* [Stored data entries]
▼▼▼

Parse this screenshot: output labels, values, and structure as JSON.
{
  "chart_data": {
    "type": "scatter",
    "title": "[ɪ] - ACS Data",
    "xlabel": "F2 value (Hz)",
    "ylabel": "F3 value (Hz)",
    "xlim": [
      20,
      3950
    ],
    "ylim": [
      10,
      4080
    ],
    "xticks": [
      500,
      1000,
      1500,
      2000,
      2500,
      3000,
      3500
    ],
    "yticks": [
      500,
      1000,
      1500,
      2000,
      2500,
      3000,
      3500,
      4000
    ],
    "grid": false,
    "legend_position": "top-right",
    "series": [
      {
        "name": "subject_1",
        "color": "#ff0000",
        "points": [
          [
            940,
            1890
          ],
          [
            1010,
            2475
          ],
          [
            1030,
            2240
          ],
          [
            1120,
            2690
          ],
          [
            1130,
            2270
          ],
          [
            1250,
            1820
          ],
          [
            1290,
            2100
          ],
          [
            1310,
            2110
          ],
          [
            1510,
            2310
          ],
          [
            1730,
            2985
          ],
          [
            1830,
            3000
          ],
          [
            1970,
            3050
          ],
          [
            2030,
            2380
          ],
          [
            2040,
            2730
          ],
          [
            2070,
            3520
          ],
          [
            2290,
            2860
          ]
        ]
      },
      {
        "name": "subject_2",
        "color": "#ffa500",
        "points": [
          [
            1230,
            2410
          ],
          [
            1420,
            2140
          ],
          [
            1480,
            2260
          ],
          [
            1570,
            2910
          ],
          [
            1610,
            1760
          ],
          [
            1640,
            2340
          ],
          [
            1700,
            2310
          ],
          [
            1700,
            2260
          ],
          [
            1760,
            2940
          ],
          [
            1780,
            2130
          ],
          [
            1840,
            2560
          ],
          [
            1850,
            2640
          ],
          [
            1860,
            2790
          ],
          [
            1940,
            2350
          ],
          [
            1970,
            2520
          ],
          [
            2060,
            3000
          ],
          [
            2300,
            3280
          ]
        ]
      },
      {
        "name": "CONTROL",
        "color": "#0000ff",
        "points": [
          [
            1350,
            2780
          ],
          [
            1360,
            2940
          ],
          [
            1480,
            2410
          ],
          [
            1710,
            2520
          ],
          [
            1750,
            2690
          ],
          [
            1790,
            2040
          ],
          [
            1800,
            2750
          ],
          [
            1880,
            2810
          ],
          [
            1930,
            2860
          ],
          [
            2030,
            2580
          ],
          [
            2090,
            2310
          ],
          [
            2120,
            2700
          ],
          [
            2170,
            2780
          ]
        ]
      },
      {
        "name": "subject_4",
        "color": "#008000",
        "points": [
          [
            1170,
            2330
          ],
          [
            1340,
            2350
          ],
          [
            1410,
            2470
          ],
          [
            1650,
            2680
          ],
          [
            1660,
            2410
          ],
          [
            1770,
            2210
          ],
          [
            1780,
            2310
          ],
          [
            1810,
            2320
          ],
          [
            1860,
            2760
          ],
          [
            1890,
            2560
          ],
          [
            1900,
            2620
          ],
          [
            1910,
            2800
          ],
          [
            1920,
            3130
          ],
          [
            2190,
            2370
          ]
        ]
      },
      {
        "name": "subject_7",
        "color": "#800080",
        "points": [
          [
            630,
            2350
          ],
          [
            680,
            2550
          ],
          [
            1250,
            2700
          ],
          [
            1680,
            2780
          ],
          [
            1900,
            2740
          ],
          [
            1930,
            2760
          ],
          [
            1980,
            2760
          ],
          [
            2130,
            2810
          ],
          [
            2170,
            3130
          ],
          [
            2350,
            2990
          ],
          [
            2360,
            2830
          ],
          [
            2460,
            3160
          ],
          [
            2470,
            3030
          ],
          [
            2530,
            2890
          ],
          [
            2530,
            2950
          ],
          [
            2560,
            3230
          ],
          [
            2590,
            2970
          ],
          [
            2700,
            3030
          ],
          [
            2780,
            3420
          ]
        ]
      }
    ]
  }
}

▲▲▲

* [SET PROBLEM]
Pull every line holding "color" out of the records.

* [WORKED ANSWER]
        "color": "#ff0000",
        "color": "#ffa500",
        "color": "#0000ff",
        "color": "#008000",
        "color": "#800080",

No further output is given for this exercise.